[Begin Data supplied]

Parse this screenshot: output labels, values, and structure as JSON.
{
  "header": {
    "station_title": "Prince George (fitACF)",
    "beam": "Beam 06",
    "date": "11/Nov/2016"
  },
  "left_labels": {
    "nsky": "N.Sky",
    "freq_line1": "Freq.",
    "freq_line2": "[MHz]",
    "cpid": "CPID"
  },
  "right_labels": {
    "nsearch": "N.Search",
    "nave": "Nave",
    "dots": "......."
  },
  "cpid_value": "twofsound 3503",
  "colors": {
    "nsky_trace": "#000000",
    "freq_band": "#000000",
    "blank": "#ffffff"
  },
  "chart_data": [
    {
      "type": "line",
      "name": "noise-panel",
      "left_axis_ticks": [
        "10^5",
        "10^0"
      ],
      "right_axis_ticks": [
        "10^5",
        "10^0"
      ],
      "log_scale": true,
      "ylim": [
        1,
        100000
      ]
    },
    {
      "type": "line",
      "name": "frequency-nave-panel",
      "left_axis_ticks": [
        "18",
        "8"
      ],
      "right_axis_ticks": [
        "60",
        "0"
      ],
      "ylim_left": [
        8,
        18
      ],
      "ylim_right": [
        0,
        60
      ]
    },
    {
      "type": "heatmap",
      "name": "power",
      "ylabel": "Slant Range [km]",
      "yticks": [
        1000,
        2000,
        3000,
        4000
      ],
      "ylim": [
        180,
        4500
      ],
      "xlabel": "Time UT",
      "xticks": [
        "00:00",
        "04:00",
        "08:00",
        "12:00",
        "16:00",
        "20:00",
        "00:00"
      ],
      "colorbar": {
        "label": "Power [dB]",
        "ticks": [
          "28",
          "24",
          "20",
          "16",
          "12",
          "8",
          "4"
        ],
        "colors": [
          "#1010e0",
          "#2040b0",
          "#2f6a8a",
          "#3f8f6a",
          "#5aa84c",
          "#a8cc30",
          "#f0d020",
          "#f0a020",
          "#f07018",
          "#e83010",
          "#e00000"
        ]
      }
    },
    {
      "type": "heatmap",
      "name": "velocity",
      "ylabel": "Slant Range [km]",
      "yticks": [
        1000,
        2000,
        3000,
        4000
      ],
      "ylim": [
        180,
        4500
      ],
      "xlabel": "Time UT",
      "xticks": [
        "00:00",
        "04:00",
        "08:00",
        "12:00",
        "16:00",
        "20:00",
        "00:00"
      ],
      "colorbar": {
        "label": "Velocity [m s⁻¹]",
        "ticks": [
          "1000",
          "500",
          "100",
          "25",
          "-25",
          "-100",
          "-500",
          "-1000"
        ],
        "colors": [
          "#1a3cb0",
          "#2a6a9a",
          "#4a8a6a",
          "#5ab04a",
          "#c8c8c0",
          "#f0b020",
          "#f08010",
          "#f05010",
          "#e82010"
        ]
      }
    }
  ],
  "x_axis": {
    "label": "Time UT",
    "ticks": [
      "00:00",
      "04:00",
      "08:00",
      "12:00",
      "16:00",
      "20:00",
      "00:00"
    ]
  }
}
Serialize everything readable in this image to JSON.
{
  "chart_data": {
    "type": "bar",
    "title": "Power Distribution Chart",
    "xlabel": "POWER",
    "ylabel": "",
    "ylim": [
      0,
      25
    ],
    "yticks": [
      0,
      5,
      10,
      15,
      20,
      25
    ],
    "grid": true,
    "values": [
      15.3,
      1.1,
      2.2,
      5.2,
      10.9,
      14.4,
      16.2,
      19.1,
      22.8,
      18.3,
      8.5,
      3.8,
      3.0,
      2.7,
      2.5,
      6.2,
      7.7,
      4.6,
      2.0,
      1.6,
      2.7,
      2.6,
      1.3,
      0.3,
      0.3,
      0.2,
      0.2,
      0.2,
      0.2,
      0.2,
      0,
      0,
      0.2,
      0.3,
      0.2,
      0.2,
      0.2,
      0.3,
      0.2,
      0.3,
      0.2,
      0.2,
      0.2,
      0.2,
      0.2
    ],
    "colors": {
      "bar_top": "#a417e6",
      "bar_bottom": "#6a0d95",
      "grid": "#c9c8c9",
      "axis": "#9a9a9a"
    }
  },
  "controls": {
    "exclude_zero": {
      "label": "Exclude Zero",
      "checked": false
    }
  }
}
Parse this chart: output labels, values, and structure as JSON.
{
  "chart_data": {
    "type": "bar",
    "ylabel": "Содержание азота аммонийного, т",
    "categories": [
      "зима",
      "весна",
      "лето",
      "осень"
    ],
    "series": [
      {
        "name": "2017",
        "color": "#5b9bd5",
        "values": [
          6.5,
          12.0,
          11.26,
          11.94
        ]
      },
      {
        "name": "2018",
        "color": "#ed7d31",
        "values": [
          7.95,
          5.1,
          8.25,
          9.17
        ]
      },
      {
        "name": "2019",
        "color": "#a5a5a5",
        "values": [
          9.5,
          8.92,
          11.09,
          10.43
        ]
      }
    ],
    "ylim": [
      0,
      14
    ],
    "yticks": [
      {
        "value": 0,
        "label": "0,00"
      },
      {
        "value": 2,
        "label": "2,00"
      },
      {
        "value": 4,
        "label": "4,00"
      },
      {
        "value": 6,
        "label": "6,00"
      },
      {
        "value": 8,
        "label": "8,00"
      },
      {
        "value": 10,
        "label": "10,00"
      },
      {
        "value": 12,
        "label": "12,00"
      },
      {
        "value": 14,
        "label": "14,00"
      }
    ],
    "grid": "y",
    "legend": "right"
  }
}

[End Data supplied]

**What to produce:** Search the entries for the word "JSON", then gather every line that has it.

**Full answer:**
Parse this screenshot: output labels, values, and structure as JSON.
Serialize everything readable in this image to JSON.
Parse this chart: output labels, values, and structure as JSON.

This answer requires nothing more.